*Exercise aim:* Below are the records; copy each line in them that holds the word "icon".

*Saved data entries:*

'''

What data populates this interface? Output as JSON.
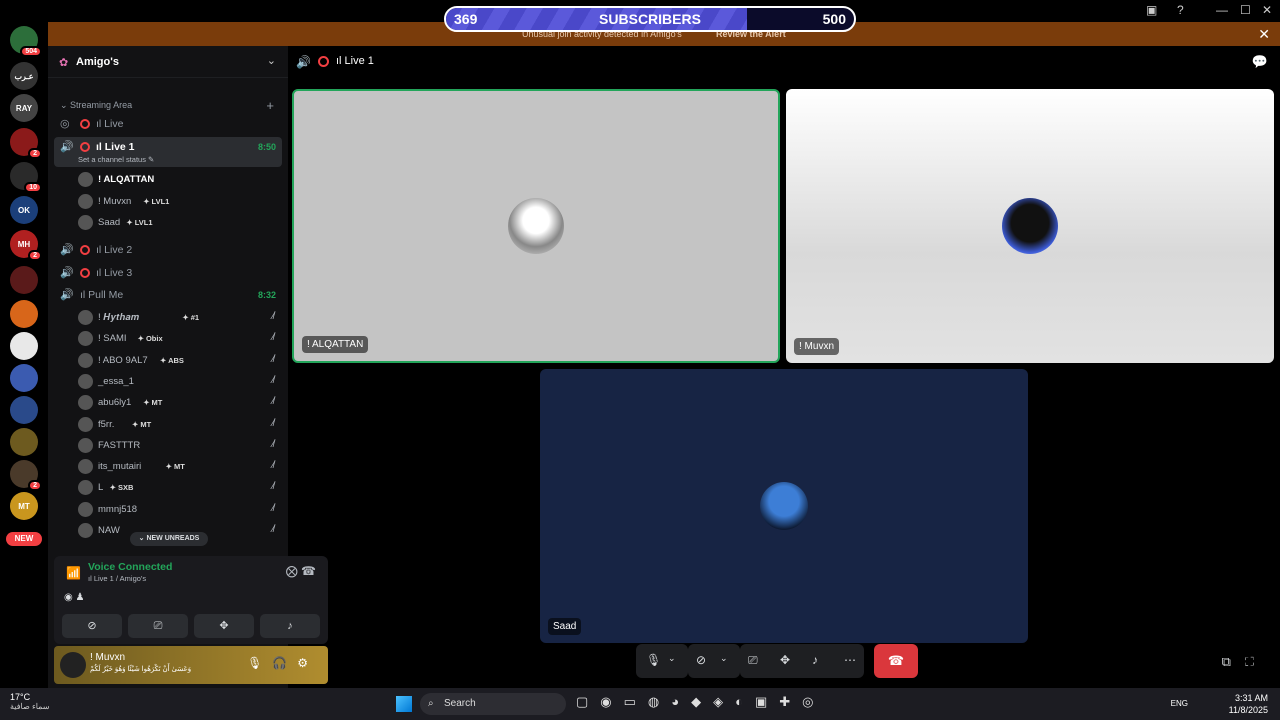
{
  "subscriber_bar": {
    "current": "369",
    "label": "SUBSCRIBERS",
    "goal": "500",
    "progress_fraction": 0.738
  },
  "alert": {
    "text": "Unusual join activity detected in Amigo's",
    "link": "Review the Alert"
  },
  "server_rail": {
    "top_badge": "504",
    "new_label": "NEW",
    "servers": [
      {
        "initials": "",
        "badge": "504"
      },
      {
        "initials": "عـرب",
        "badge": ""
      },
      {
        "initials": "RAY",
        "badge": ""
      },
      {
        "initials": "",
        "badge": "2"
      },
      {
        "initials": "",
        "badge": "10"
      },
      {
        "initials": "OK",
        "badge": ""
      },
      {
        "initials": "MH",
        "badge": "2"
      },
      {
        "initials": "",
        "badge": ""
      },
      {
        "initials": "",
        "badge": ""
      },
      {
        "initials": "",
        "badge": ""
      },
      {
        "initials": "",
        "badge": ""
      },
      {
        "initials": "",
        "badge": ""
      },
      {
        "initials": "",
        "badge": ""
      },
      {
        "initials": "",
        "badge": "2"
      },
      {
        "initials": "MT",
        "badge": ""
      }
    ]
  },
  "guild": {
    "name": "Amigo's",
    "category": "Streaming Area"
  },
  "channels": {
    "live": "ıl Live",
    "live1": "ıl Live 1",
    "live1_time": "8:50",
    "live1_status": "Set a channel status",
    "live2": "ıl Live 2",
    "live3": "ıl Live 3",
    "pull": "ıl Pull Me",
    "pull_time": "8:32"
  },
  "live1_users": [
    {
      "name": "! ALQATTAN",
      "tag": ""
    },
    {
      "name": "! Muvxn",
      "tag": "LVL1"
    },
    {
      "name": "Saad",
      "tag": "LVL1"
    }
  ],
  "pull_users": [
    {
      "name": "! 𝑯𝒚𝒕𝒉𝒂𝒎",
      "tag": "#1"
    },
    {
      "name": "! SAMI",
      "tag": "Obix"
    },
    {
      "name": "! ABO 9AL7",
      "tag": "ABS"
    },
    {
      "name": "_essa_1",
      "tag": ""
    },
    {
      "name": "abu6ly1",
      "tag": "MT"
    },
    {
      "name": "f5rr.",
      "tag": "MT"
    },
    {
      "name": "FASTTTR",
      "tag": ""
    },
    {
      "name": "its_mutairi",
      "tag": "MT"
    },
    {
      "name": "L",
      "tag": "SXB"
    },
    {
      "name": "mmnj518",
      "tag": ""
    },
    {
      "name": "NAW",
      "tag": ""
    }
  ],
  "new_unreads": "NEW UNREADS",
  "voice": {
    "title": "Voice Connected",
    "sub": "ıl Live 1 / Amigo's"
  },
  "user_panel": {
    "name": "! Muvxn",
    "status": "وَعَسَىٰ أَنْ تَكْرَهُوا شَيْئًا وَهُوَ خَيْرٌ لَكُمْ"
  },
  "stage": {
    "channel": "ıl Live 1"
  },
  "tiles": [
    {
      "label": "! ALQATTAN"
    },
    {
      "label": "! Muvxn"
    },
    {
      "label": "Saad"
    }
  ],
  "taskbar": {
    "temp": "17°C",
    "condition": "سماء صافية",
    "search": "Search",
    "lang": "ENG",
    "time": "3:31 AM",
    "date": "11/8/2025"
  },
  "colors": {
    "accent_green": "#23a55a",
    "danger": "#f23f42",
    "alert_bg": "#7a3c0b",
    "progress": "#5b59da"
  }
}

'''
'''

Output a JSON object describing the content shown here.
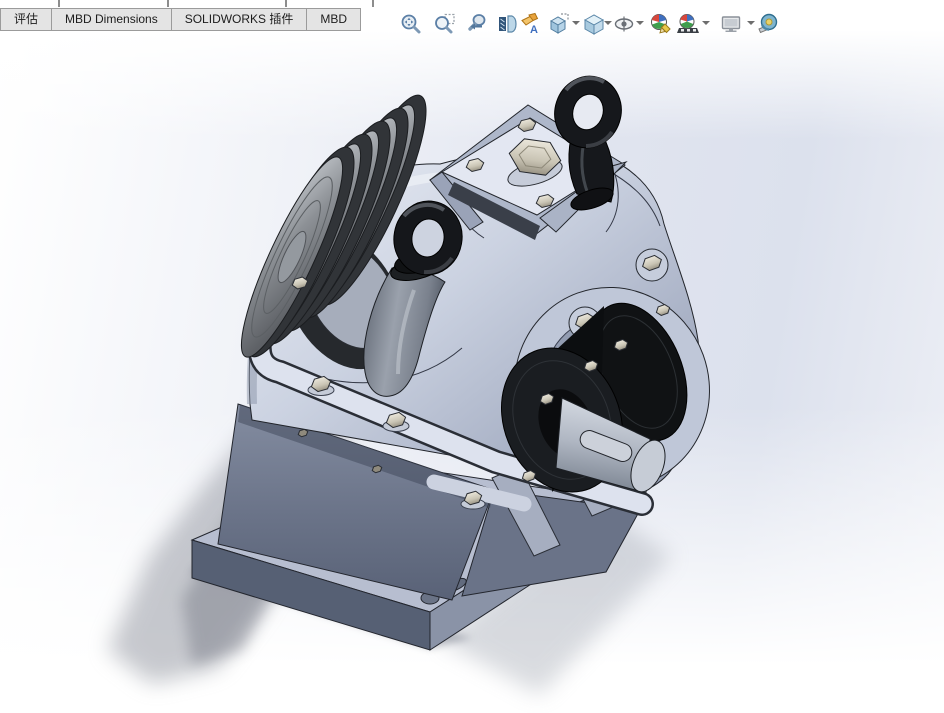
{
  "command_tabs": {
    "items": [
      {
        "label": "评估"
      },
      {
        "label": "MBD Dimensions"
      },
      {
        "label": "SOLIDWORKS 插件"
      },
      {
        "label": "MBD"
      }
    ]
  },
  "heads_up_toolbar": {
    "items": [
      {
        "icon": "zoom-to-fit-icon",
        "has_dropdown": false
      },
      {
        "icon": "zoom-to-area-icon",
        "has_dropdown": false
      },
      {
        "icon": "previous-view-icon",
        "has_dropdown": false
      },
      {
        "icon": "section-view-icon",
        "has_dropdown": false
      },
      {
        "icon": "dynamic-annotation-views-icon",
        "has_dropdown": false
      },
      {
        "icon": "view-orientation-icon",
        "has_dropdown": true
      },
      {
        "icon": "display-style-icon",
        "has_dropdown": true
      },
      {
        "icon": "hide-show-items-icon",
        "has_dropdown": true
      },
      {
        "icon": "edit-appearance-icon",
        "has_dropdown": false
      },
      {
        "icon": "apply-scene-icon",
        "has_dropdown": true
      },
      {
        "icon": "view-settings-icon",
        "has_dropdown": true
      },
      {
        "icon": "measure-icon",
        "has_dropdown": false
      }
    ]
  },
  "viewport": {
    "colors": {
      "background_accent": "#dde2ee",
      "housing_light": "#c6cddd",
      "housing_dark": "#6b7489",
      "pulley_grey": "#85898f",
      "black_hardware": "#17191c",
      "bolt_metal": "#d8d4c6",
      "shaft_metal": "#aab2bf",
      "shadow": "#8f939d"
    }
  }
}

'''

*Completed task:*
        "icon": "zoom-to-fit-icon",
        "icon": "zoom-to-area-icon",
        "icon": "previous-view-icon",
        "icon": "section-view-icon",
        "icon": "dynamic-annotation-views-icon",
        "icon": "view-orientation-icon",
        "icon": "display-style-icon",
        "icon": "hide-show-items-icon",
        "icon": "edit-appearance-icon",
        "icon": "apply-scene-icon",
        "icon": "view-settings-icon",
        "icon": "measure-icon",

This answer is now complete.